● What is asked
Copy every line of the listing that holds the string "интерактивной".

(Items from a data source)

* start *

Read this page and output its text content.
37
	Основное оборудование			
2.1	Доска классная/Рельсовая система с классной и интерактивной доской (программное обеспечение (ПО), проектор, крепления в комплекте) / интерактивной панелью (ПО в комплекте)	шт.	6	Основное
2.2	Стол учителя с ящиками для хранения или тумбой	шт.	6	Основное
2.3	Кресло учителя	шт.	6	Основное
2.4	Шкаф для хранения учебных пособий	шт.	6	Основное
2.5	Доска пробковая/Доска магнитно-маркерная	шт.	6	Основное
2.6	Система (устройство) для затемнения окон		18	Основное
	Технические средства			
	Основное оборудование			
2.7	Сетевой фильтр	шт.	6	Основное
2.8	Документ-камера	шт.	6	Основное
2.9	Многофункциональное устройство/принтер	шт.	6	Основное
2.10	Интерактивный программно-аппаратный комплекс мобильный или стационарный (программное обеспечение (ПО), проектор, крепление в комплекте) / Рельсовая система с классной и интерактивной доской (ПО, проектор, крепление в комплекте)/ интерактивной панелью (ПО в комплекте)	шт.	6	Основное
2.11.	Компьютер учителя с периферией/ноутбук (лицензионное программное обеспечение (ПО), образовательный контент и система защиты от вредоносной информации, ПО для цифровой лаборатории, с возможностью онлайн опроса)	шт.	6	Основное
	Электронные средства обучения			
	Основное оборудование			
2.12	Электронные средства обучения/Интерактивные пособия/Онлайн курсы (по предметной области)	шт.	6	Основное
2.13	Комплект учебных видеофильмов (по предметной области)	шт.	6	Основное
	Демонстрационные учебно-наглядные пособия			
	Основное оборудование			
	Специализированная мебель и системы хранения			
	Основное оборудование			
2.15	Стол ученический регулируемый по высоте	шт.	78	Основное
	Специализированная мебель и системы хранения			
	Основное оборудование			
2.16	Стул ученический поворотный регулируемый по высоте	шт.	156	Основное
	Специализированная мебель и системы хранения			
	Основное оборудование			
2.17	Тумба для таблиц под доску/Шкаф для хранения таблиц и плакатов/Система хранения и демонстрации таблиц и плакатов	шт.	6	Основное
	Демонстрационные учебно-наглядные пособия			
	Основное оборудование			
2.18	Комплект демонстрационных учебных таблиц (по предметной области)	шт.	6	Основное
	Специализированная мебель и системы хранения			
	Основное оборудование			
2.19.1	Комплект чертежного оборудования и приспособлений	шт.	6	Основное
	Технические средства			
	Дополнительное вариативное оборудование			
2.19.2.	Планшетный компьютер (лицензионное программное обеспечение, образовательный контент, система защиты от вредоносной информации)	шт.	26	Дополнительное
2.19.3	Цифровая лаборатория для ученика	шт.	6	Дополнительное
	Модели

* end *
* start *

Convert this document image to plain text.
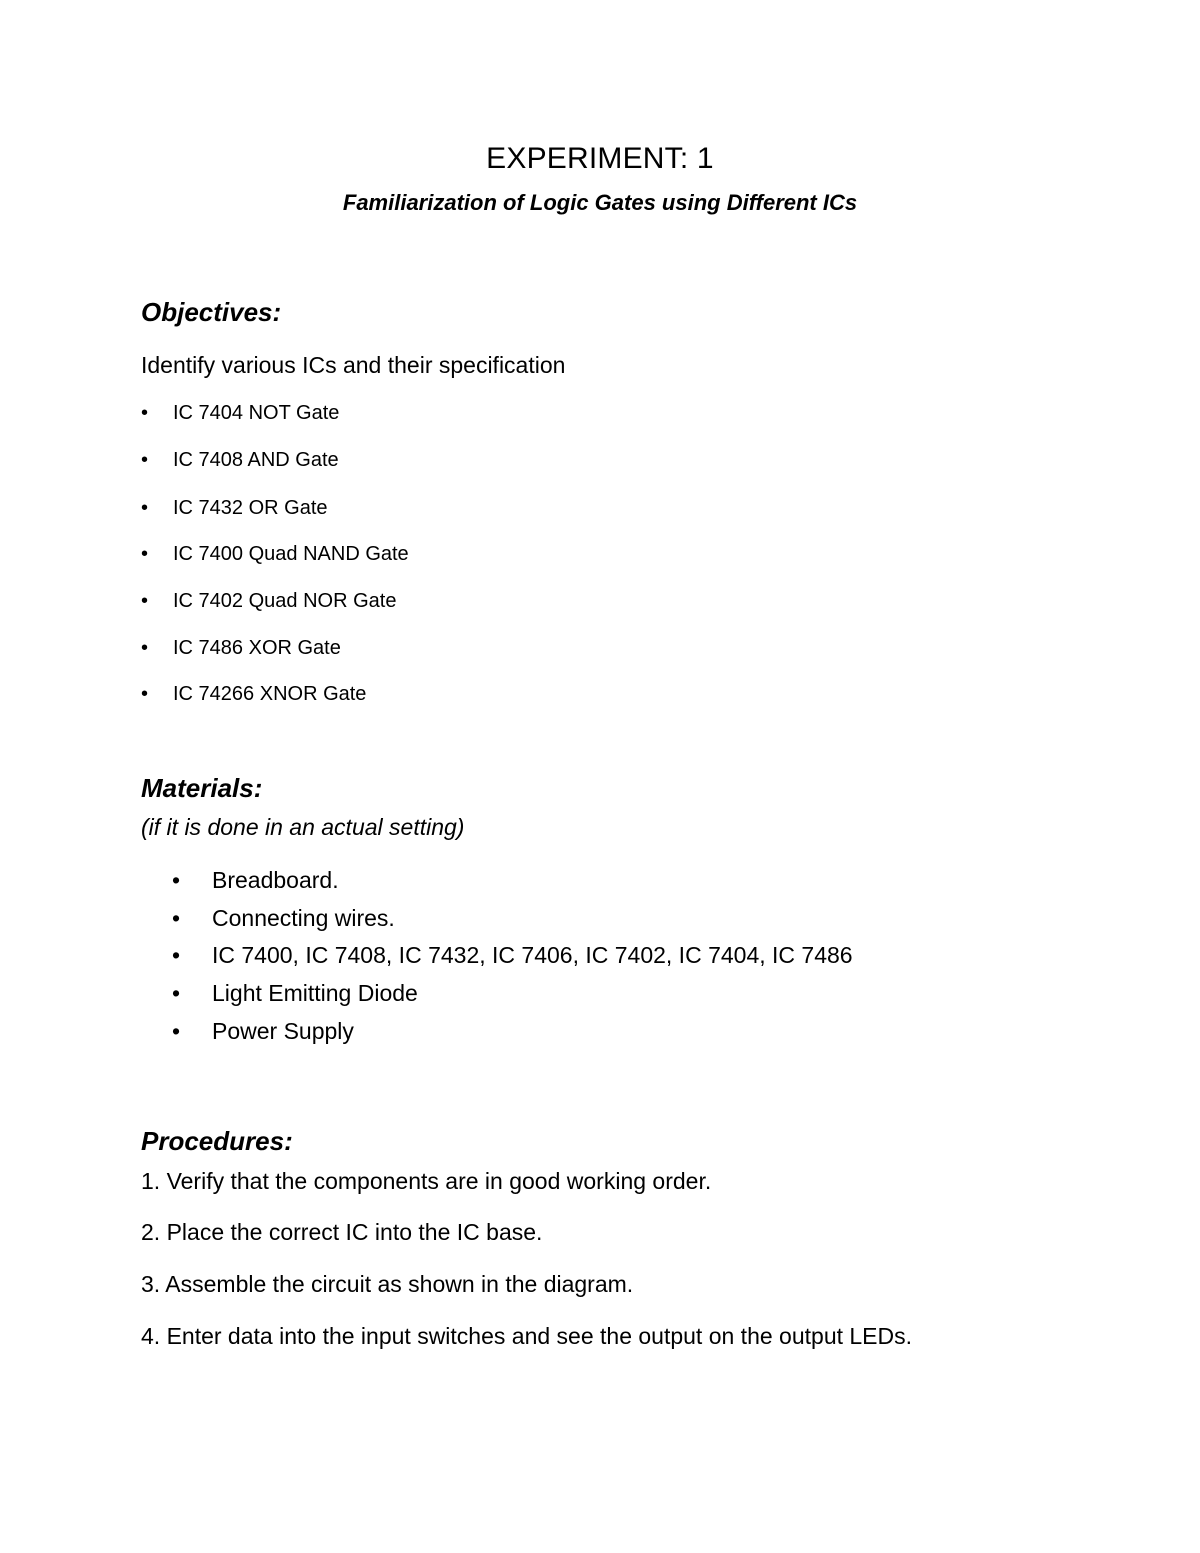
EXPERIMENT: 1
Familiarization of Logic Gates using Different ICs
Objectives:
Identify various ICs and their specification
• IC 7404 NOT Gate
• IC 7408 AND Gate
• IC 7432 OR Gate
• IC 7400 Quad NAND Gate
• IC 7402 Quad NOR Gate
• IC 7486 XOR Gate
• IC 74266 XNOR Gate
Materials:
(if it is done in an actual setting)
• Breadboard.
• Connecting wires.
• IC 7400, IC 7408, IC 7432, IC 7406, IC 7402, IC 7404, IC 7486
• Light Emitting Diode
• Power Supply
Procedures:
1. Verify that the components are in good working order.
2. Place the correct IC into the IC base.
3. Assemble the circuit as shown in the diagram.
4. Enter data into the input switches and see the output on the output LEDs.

* end *

● Written reply
2.1	Доска классная/Рельсовая система с классной и интерактивной доской (программное обеспечение (ПО), проектор, крепления в комплекте) / интерактивной панелью (ПО в комплекте)	шт.	6	Основное
2.10	Интерактивный программно-аппаратный комплекс мобильный или стационарный (программное обеспечение (ПО), проектор, крепление в комплекте) / Рельсовая система с классной и интерактивной доской (ПО, проектор, крепление в комплекте)/ интерактивной панелью (ПО в комплекте)	шт.	6	Основное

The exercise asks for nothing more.